■ EXERCISE REQUIREMENTS:
Wherever "JSON" appears in a line, copy that line.
** Start of ITEMS **
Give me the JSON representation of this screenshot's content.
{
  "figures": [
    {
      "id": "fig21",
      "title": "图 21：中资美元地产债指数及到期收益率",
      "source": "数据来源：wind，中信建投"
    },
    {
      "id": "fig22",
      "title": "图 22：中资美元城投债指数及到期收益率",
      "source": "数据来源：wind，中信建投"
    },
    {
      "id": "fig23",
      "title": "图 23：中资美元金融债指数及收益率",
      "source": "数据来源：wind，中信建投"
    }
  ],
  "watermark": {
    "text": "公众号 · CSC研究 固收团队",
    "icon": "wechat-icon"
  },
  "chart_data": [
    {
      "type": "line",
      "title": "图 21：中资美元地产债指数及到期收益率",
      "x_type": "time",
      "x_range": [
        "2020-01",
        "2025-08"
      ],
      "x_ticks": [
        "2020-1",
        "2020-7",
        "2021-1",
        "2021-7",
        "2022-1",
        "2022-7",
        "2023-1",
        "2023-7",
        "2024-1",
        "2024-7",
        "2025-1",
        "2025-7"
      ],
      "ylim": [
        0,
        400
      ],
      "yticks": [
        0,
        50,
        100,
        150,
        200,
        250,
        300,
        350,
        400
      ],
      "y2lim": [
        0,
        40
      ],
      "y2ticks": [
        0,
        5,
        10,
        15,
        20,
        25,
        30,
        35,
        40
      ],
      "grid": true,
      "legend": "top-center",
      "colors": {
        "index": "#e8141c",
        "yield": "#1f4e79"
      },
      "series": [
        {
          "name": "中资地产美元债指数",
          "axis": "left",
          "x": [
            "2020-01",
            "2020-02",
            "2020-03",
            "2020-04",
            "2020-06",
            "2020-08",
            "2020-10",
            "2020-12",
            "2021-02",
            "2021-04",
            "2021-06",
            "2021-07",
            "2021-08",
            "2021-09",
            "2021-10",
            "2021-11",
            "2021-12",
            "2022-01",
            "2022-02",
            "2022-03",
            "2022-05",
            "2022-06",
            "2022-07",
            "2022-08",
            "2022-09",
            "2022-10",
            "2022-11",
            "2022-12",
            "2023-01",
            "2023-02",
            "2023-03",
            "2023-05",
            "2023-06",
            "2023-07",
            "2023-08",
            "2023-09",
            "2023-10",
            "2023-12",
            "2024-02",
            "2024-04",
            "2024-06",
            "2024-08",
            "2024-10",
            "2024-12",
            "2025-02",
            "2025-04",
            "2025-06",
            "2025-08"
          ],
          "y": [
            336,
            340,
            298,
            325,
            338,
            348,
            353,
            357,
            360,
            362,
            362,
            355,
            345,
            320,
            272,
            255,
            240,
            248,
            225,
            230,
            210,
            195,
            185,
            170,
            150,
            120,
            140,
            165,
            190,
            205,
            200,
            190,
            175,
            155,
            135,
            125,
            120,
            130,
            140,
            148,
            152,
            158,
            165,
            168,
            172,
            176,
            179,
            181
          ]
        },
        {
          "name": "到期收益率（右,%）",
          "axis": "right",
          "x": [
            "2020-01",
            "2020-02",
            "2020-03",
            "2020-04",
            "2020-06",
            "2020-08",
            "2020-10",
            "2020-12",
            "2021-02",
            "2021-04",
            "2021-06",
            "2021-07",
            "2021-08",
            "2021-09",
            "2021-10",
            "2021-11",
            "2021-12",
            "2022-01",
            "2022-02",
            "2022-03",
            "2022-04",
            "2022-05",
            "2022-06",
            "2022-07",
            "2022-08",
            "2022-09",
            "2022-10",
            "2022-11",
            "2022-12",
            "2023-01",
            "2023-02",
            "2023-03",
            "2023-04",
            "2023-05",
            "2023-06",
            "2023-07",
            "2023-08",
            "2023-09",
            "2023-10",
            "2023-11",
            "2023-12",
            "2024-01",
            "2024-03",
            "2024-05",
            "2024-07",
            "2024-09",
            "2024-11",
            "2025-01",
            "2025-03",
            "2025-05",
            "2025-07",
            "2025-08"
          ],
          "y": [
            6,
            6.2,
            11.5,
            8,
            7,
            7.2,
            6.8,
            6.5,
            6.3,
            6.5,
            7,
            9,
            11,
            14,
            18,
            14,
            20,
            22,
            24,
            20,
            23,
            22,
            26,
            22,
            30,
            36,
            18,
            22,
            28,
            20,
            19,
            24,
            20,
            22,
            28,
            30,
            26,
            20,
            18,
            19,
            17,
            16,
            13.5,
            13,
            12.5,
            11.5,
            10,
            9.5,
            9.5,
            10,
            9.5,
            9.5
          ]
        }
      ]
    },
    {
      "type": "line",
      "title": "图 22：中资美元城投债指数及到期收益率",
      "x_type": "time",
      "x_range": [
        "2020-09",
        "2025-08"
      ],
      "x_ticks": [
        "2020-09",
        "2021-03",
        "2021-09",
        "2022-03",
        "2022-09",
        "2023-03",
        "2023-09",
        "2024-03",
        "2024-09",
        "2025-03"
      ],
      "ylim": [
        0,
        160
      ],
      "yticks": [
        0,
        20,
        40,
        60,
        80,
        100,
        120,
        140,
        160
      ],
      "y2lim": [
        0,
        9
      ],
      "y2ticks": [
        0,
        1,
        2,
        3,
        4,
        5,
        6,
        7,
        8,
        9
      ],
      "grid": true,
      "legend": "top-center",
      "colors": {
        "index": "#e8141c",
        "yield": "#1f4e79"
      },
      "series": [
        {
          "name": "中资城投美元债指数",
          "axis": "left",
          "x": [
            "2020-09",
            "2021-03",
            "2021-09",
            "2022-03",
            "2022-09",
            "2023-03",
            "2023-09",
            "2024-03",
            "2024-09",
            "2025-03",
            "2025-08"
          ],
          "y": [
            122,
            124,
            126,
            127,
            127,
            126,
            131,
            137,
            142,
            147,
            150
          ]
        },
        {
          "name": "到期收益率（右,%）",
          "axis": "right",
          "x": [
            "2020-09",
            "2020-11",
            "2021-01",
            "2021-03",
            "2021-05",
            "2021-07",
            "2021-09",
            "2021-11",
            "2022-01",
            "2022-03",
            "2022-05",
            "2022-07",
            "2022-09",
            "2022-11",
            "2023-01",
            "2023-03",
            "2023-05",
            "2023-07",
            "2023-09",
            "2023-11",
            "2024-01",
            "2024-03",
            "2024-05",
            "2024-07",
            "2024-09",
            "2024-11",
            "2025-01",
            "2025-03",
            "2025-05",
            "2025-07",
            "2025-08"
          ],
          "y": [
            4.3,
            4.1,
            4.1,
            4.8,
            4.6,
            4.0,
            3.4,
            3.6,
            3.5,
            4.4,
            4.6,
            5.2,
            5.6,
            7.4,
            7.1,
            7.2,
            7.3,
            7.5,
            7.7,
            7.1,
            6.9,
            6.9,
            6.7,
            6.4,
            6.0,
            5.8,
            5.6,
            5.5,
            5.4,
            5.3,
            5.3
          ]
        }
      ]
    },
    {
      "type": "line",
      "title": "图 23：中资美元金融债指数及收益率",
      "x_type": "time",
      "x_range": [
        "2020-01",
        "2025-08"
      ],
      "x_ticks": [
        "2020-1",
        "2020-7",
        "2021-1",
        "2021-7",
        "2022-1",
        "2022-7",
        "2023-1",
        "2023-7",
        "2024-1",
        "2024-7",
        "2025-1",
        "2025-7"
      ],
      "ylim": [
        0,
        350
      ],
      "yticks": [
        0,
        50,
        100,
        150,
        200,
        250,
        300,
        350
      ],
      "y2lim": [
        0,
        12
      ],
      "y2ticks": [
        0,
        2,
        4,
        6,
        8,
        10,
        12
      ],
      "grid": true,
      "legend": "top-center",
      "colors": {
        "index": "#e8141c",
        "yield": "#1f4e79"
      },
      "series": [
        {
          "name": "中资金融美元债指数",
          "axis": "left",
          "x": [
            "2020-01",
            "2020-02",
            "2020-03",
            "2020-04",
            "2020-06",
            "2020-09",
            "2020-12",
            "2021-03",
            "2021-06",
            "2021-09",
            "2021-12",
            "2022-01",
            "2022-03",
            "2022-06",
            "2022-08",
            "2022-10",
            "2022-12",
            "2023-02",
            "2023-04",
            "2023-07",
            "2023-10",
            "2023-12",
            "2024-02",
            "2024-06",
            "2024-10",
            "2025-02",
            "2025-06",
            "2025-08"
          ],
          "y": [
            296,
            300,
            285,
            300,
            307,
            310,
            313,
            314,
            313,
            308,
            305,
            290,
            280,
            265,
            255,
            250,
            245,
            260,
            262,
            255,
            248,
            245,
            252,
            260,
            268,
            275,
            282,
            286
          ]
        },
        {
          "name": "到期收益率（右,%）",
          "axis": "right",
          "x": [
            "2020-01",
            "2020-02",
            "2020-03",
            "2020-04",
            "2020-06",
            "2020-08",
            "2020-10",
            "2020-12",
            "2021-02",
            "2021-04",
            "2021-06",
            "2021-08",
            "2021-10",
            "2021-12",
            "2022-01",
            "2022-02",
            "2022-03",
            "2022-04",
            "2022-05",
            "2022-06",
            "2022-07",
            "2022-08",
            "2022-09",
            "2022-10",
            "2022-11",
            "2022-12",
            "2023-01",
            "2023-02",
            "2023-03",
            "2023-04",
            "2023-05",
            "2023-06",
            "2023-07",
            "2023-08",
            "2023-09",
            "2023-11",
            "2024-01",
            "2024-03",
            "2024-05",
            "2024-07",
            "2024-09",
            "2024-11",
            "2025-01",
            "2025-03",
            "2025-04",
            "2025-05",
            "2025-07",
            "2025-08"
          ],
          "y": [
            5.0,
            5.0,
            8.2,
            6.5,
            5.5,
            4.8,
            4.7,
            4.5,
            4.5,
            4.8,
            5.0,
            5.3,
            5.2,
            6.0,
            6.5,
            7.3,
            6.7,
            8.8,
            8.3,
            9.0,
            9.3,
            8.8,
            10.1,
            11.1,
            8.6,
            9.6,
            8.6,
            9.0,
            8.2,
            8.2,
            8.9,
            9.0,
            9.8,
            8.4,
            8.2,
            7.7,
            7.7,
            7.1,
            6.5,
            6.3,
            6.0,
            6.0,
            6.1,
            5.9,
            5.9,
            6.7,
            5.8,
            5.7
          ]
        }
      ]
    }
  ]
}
** End of ITEMS **
** Start of ITEMS **
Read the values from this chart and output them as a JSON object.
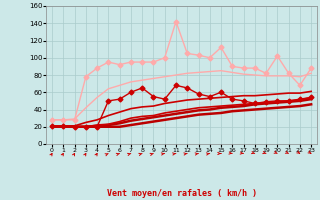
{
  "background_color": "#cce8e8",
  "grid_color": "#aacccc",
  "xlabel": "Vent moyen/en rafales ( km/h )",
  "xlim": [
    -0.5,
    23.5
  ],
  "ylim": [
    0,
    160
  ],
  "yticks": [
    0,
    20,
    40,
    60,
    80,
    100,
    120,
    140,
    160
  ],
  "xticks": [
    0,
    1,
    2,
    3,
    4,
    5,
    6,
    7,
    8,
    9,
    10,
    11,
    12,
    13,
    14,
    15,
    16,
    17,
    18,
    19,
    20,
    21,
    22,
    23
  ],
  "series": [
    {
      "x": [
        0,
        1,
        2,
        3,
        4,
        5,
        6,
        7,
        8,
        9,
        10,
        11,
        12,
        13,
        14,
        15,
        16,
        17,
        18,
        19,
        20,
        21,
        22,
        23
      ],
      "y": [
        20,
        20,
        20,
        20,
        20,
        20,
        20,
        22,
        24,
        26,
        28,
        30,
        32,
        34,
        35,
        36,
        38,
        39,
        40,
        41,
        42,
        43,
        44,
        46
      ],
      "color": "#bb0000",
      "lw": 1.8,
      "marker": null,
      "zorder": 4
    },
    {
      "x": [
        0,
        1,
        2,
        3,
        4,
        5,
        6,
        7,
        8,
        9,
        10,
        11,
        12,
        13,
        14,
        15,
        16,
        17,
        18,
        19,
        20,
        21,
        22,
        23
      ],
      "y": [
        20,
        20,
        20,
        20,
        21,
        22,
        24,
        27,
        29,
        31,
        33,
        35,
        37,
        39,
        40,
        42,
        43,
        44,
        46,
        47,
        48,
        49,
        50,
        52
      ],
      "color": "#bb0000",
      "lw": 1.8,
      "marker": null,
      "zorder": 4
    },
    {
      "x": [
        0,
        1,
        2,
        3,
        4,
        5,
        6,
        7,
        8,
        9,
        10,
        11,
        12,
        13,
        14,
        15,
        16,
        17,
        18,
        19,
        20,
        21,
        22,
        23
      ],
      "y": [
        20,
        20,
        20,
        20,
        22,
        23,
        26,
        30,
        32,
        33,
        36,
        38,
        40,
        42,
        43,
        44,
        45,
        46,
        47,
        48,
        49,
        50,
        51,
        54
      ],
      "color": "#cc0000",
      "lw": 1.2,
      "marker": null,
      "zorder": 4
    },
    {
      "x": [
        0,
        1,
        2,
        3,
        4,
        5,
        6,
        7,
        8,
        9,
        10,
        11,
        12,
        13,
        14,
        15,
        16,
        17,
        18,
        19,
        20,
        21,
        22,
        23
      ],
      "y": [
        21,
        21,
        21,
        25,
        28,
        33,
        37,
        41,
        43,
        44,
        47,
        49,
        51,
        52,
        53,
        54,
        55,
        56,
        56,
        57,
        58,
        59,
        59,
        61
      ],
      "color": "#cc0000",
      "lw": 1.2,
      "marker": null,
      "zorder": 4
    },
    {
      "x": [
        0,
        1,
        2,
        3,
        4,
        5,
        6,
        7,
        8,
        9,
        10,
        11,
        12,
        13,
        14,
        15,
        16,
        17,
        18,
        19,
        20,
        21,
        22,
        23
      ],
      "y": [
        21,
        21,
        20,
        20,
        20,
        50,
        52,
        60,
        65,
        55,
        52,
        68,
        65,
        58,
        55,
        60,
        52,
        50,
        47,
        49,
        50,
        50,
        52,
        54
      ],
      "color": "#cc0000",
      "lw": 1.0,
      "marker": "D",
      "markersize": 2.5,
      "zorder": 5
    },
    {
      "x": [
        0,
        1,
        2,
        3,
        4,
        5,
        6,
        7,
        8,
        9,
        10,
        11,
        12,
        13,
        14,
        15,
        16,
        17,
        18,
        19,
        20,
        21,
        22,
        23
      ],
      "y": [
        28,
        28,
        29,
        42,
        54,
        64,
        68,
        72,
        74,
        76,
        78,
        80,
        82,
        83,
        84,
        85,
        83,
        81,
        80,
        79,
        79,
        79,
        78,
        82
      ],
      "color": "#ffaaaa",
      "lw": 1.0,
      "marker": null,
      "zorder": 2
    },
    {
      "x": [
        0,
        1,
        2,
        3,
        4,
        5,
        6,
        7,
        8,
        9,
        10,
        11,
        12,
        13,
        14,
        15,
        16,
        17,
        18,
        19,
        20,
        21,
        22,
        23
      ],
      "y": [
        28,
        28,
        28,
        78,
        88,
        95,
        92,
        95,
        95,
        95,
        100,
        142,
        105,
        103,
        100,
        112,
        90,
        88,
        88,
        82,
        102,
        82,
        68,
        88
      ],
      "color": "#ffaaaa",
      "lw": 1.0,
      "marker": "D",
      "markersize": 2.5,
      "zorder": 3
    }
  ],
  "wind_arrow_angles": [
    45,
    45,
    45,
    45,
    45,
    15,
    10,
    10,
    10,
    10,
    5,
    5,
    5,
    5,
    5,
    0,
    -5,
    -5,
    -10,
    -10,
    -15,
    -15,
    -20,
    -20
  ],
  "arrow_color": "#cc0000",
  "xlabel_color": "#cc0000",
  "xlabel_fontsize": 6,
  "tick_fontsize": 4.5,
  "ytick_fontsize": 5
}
** End of ITEMS **
■ RESPONSE FOR THIS EXERCISE:
Give me the JSON representation of this screenshot's content.
Read the values from this chart and output them as a JSON object.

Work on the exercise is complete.